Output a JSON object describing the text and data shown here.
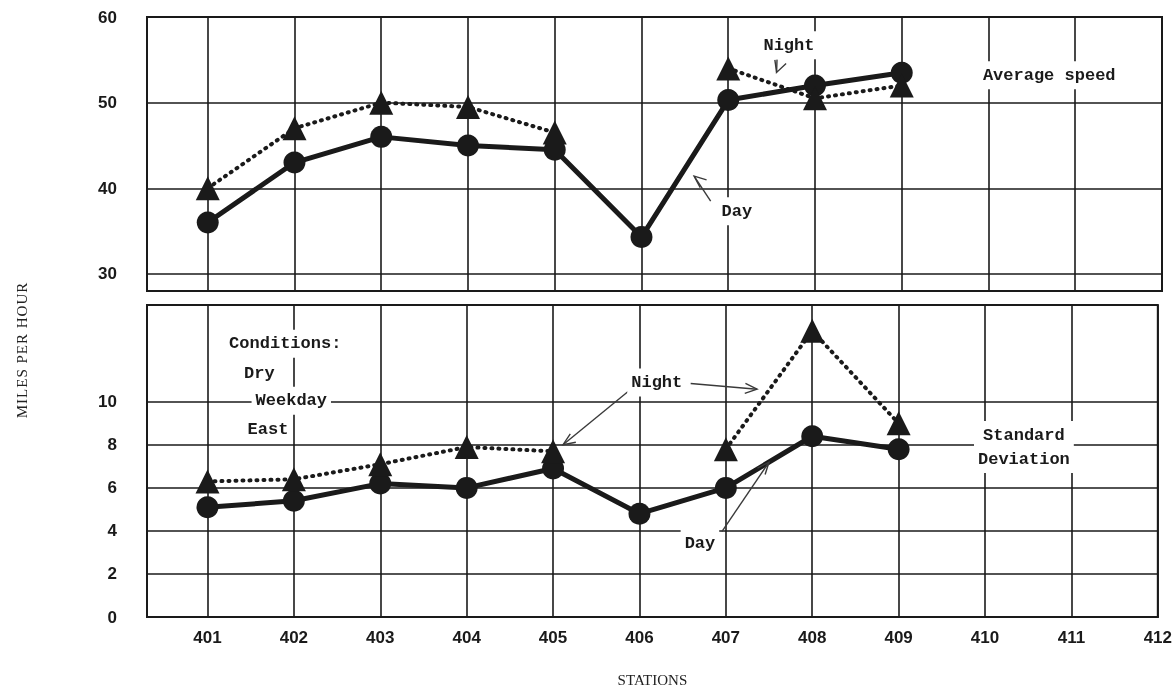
{
  "chart_data": [
    {
      "type": "line",
      "ylabel": "MILES PER HOUR",
      "x": [
        401,
        402,
        403,
        404,
        405,
        406,
        407,
        408,
        409
      ],
      "xlim": [
        400.3,
        412
      ],
      "xticks": [
        401,
        402,
        403,
        404,
        405,
        406,
        407,
        408,
        409,
        410,
        411,
        412
      ],
      "ylim": [
        28,
        60
      ],
      "yticks": [
        30,
        40,
        50,
        60
      ],
      "grid": true,
      "tick_labels": "y",
      "series": [
        {
          "color": "#1a1a1a",
          "marker": "circle",
          "line_style": "solid",
          "values": [
            36,
            43,
            46,
            45,
            44.5,
            34.3,
            50.3,
            52,
            53.5
          ]
        },
        {
          "color": "#1a1a1a",
          "marker": "triangle",
          "line_style": "dotted",
          "values": [
            40,
            47,
            50,
            49.5,
            46.5,
            null,
            54,
            50.5,
            52
          ]
        }
      ],
      "annotations": [
        "Night",
        "Day",
        "Average speed"
      ]
    },
    {
      "type": "line",
      "xlabel": "STATIONS",
      "x": [
        401,
        402,
        403,
        404,
        405,
        406,
        407,
        408,
        409
      ],
      "xlim": [
        400.3,
        412
      ],
      "xticks": [
        401,
        402,
        403,
        404,
        405,
        406,
        407,
        408,
        409,
        410,
        411,
        412
      ],
      "ylim": [
        0,
        14.5
      ],
      "yticks": [
        0,
        2,
        4,
        6,
        8,
        10
      ],
      "grid": true,
      "series": [
        {
          "color": "#1a1a1a",
          "marker": "circle",
          "line_style": "solid",
          "values": [
            5.1,
            5.4,
            6.2,
            6.0,
            6.9,
            4.8,
            6.0,
            8.4,
            7.8
          ]
        },
        {
          "color": "#1a1a1a",
          "marker": "triangle",
          "line_style": "dotted",
          "values": [
            6.3,
            6.4,
            7.1,
            7.9,
            7.7,
            null,
            7.8,
            13.3,
            9.0
          ]
        }
      ],
      "annotations": [
        "Conditions:",
        "Dry",
        "Weekday",
        "East",
        "Night",
        {
          "text": "Day",
          "x": 407.5,
          "y": 7.2
        },
        "Standard\nDeviation"
      ]
    }
  ]
}
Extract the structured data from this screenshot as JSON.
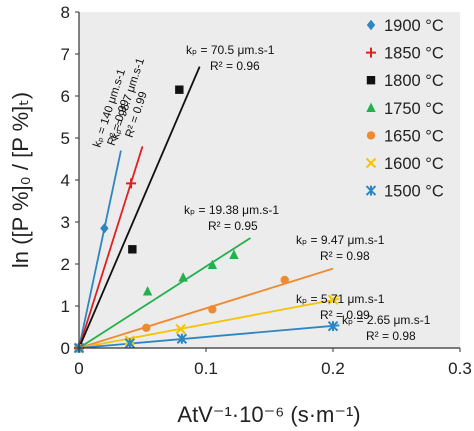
{
  "chart_data": {
    "type": "scatter",
    "xlabel": "AtV⁻¹·10⁻⁶ (s·m⁻¹)",
    "ylabel": "ln ([P %]₀ / [P %]ₜ)",
    "xlim": [
      0,
      0.3
    ],
    "ylim": [
      0,
      8
    ],
    "xticks": [
      "0",
      "0.1",
      "0.2",
      "0.3"
    ],
    "yticks": [
      "0",
      "1",
      "2",
      "3",
      "4",
      "5",
      "6",
      "7",
      "8"
    ],
    "grid": false,
    "legend_position": "top-right",
    "series": [
      {
        "name": "1900 °C",
        "color": "#2e86c1",
        "marker": "diamond",
        "points": [
          [
            0,
            0
          ],
          [
            0.02,
            2.85
          ]
        ],
        "fit": [
          [
            0,
            0
          ],
          [
            0.033,
            4.7
          ]
        ],
        "label": {
          "k": "kₚ = 140 μm.s-1",
          "r2": "R² = 0.99"
        }
      },
      {
        "name": "1850 °C",
        "color": "#e02020",
        "marker": "plus",
        "points": [
          [
            0,
            0
          ],
          [
            0.041,
            3.92
          ]
        ],
        "fit": [
          [
            0,
            0
          ],
          [
            0.05,
            4.8
          ]
        ],
        "label": {
          "k": "kₚ = 98.7 μm.s-1",
          "r2": "R² = 0.99"
        }
      },
      {
        "name": "1800 °C",
        "color": "#111111",
        "marker": "square",
        "points": [
          [
            0,
            0
          ],
          [
            0.042,
            2.35
          ],
          [
            0.079,
            6.15
          ]
        ],
        "fit": [
          [
            0,
            0
          ],
          [
            0.095,
            6.7
          ]
        ],
        "label": {
          "k": "kₚ = 70.5 μm.s-1",
          "r2": "R² = 0.96"
        }
      },
      {
        "name": "1750 °C",
        "color": "#22b14c",
        "marker": "triangle",
        "points": [
          [
            0,
            0
          ],
          [
            0.054,
            1.35
          ],
          [
            0.082,
            1.68
          ],
          [
            0.105,
            1.98
          ],
          [
            0.122,
            2.22
          ]
        ],
        "fit": [
          [
            0,
            0
          ],
          [
            0.135,
            2.62
          ]
        ],
        "label": {
          "k": "kₚ = 19.38 μm.s-1",
          "r2": "R² = 0.95"
        }
      },
      {
        "name": "1650 °C",
        "color": "#f08a30",
        "marker": "circle",
        "points": [
          [
            0,
            0
          ],
          [
            0.053,
            0.48
          ],
          [
            0.105,
            0.92
          ],
          [
            0.162,
            1.62
          ]
        ],
        "fit": [
          [
            0,
            0
          ],
          [
            0.2,
            1.89
          ]
        ],
        "label": {
          "k": "kₚ = 9.47 μm.s-1",
          "r2": "R² = 0.98"
        }
      },
      {
        "name": "1600 °C",
        "color": "#f5c400",
        "marker": "x",
        "points": [
          [
            0,
            0
          ],
          [
            0.04,
            0.18
          ],
          [
            0.08,
            0.45
          ],
          [
            0.2,
            1.15
          ]
        ],
        "fit": [
          [
            0,
            0
          ],
          [
            0.205,
            1.17
          ]
        ],
        "label": {
          "k": "kₚ = 5.71 μm.s-1",
          "r2": "R² = 0.99"
        }
      },
      {
        "name": "1500 °C",
        "color": "#2e86c1",
        "marker": "asterisk",
        "points": [
          [
            0,
            0
          ],
          [
            0.04,
            0.11
          ],
          [
            0.081,
            0.22
          ],
          [
            0.2,
            0.52
          ]
        ],
        "fit": [
          [
            0,
            0
          ],
          [
            0.205,
            0.54
          ]
        ],
        "label": {
          "k": "kₚ = 2.65 μm.s-1",
          "r2": "R² = 0.98"
        }
      }
    ]
  }
}
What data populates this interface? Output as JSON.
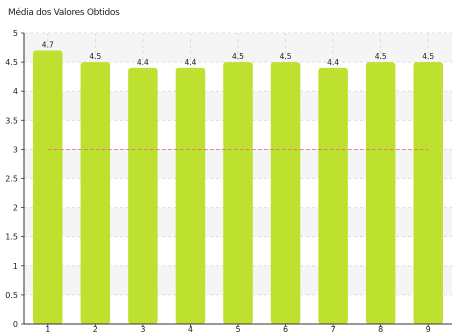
{
  "chart_data": {
    "type": "bar",
    "title": "Média dos Valores Obtidos",
    "categories": [
      "1",
      "2",
      "3",
      "4",
      "5",
      "6",
      "7",
      "8",
      "9"
    ],
    "values": [
      4.7,
      4.5,
      4.4,
      4.4,
      4.5,
      4.5,
      4.4,
      4.5,
      4.5
    ],
    "data_labels": [
      "4.7",
      "4.5",
      "4.4",
      "4.4",
      "4.5",
      "4.5",
      "4.4",
      "4.5",
      "4.5"
    ],
    "y_ticks": [
      "0",
      "0.5",
      "1",
      "1.5",
      "2",
      "2.5",
      "3",
      "3.5",
      "4",
      "4.5",
      "5"
    ],
    "ylim": [
      0,
      5
    ],
    "reference_line": 3,
    "grid": true,
    "xlabel": "",
    "ylabel": "",
    "colors": {
      "bar": "#bde12e",
      "reference_line": "#e07a7a",
      "grid": "#d6d6d6",
      "band": "#f5f5f5",
      "axis": "#333333"
    }
  }
}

**WORK TO COMPLETE**
Each entry shown above must be quoted exactly, with its pictures left out.

**RESULT**
Output a JSON object describing the text and data shown here.
{
  "chart_data": [
    {
      "type": "line",
      "ylabel": "MILES PER HOUR",
      "x": [
        401,
        402,
        403,
        404,
        405,
        406,
        407,
        408,
        409
      ],
      "xlim": [
        400.3,
        412
      ],
      "xticks": [
        401,
        402,
        403,
        404,
        405,
        406,
        407,
        408,
        409,
        410,
        411,
        412
      ],
      "ylim": [
        28,
        60
      ],
      "yticks": [
        30,
        40,
        50,
        60
      ],
      "grid": true,
      "tick_labels": "y",
      "series": [
        {
          "color": "#1a1a1a",
          "marker": "circle",
          "line_style": "solid",
          "values": [
            36,
            43,
            46,
            45,
            44.5,
            34.3,
            50.3,
            52,
            53.5
          ]
        },
        {
          "color": "#1a1a1a",
          "marker": "triangle",
          "line_style": "dotted",
          "values": [
            40,
            47,
            50,
            49.5,
            46.5,
            null,
            54,
            50.5,
            52
          ]
        }
      ],
      "annotations": [
        "Night",
        "Day",
        "Average speed"
      ]
    },
    {
      "type": "line",
      "xlabel": "STATIONS",
      "x": [
        401,
        402,
        403,
        404,
        405,
        406,
        407,
        408,
        409
      ],
      "xlim": [
        400.3,
        412
      ],
      "xticks": [
        401,
        402,
        403,
        404,
        405,
        406,
        407,
        408,
        409,
        410,
        411,
        412
      ],
      "ylim": [
        0,
        14.5
      ],
      "yticks": [
        0,
        2,
        4,
        6,
        8,
        10
      ],
      "grid": true,
      "series": [
        {
          "color": "#1a1a1a",
          "marker": "circle",
          "line_style": "solid",
          "values": [
            5.1,
            5.4,
            6.2,
            6.0,
            6.9,
            4.8,
            6.0,
            8.4,
            7.8
          ]
        },
        {
          "color": "#1a1a1a",
          "marker": "triangle",
          "line_style": "dotted",
          "values": [
            6.3,
            6.4,
            7.1,
            7.9,
            7.7,
            null,
            7.8,
            13.3,
            9.0
          ]
        }
      ],
      "annotations": [
        "Conditions:",
        "Dry",
        "Weekday",
        "East",
        "Night",
        {
          "text": "Day",
          "x": 407.5,
          "y": 7.2
        },
        "Standard\nDeviation"
      ]
    }
  ]
}
Extract the structured data from this screenshot as JSON.
{
  "chart_data": {
    "type": "scatter",
    "xlabel": "AtV⁻¹·10⁻⁶ (s·m⁻¹)",
    "ylabel": "ln ([P %]₀ / [P %]ₜ)",
    "xlim": [
      0,
      0.3
    ],
    "ylim": [
      0,
      8
    ],
    "xticks": [
      "0",
      "0.1",
      "0.2",
      "0.3"
    ],
    "yticks": [
      "0",
      "1",
      "2",
      "3",
      "4",
      "5",
      "6",
      "7",
      "8"
    ],
    "grid": false,
    "legend_position": "top-right",
    "series": [
      {
        "name": "1900 °C",
        "color": "#2e86c1",
        "marker": "diamond",
        "points": [
          [
            0,
            0
          ],
          [
            0.02,
            2.85
          ]
        ],
        "fit": [
          [
            0,
            0
          ],
          [
            0.033,
            4.7
          ]
        ],
        "label": {
          "k": "kₚ = 140 μm.s-1",
          "r2": "R² = 0.99"
        }
      },
      {
        "name": "1850 °C",
        "color": "#e02020",
        "marker": "plus",
        "points": [
          [
            0,
            0
          ],
          [
            0.041,
            3.92
          ]
        ],
        "fit": [
          [
            0,
            0
          ],
          [
            0.05,
            4.8
          ]
        ],
        "label": {
          "k": "kₚ = 98.7 μm.s-1",
          "r2": "R² = 0.99"
        }
      },
      {
        "name": "1800 °C",
        "color": "#111111",
        "marker": "square",
        "points": [
          [
            0,
            0
          ],
          [
            0.042,
            2.35
          ],
          [
            0.079,
            6.15
          ]
        ],
        "fit": [
          [
            0,
            0
          ],
          [
            0.095,
            6.7
          ]
        ],
        "label": {
          "k": "kₚ = 70.5 μm.s-1",
          "r2": "R² = 0.96"
        }
      },
      {
        "name": "1750 °C",
        "color": "#22b14c",
        "marker": "triangle",
        "points": [
          [
            0,
            0
          ],
          [
            0.054,
            1.35
          ],
          [
            0.082,
            1.68
          ],
          [
            0.105,
            1.98
          ],
          [
            0.122,
            2.22
          ]
        ],
        "fit": [
          [
            0,
            0
          ],
          [
            0.135,
            2.62
          ]
        ],
        "label": {
          "k": "kₚ = 19.38 μm.s-1",
          "r2": "R² = 0.95"
        }
      },
      {
        "name": "1650 °C",
        "color": "#f08a30",
        "marker": "circle",
        "points": [
          [
            0,
            0
          ],
          [
            0.053,
            0.48
          ],
          [
            0.105,
            0.92
          ],
          [
            0.162,
            1.62
          ]
        ],
        "fit": [
          [
            0,
            0
          ],
          [
            0.2,
            1.89
          ]
        ],
        "label": {
          "k": "kₚ = 9.47 μm.s-1",
          "r2": "R² = 0.98"
        }
      },
      {
        "name": "1600 °C",
        "color": "#f5c400",
        "marker": "x",
        "points": [
          [
            0,
            0
          ],
          [
            0.04,
            0.18
          ],
          [
            0.08,
            0.45
          ],
          [
            0.2,
            1.15
          ]
        ],
        "fit": [
          [
            0,
            0
          ],
          [
            0.205,
            1.17
          ]
        ],
        "label": {
          "k": "kₚ = 5.71 μm.s-1",
          "r2": "R² = 0.99"
        }
      },
      {
        "name": "1500 °C",
        "color": "#2e86c1",
        "marker": "asterisk",
        "points": [
          [
            0,
            0
          ],
          [
            0.04,
            0.11
          ],
          [
            0.081,
            0.22
          ],
          [
            0.2,
            0.52
          ]
        ],
        "fit": [
          [
            0,
            0
          ],
          [
            0.205,
            0.54
          ]
        ],
        "label": {
          "k": "kₚ = 2.65 μm.s-1",
          "r2": "R² = 0.98"
        }
      }
    ]
  }
}
What data populates this interface? Output as JSON.
{
  "chart_data": {
    "type": "bar",
    "title": "Média dos Valores Obtidos",
    "categories": [
      "1",
      "2",
      "3",
      "4",
      "5",
      "6",
      "7",
      "8",
      "9"
    ],
    "values": [
      4.7,
      4.5,
      4.4,
      4.4,
      4.5,
      4.5,
      4.4,
      4.5,
      4.5
    ],
    "data_labels": [
      "4.7",
      "4.5",
      "4.4",
      "4.4",
      "4.5",
      "4.5",
      "4.4",
      "4.5",
      "4.5"
    ],
    "y_ticks": [
      "0",
      "0.5",
      "1",
      "1.5",
      "2",
      "2.5",
      "3",
      "3.5",
      "4",
      "4.5",
      "5"
    ],
    "ylim": [
      0,
      5
    ],
    "reference_line": 3,
    "grid": true,
    "xlabel": "",
    "ylabel": "",
    "colors": {
      "bar": "#bde12e",
      "reference_line": "#e07a7a",
      "grid": "#d6d6d6",
      "band": "#f5f5f5",
      "axis": "#333333"
    }
  }
}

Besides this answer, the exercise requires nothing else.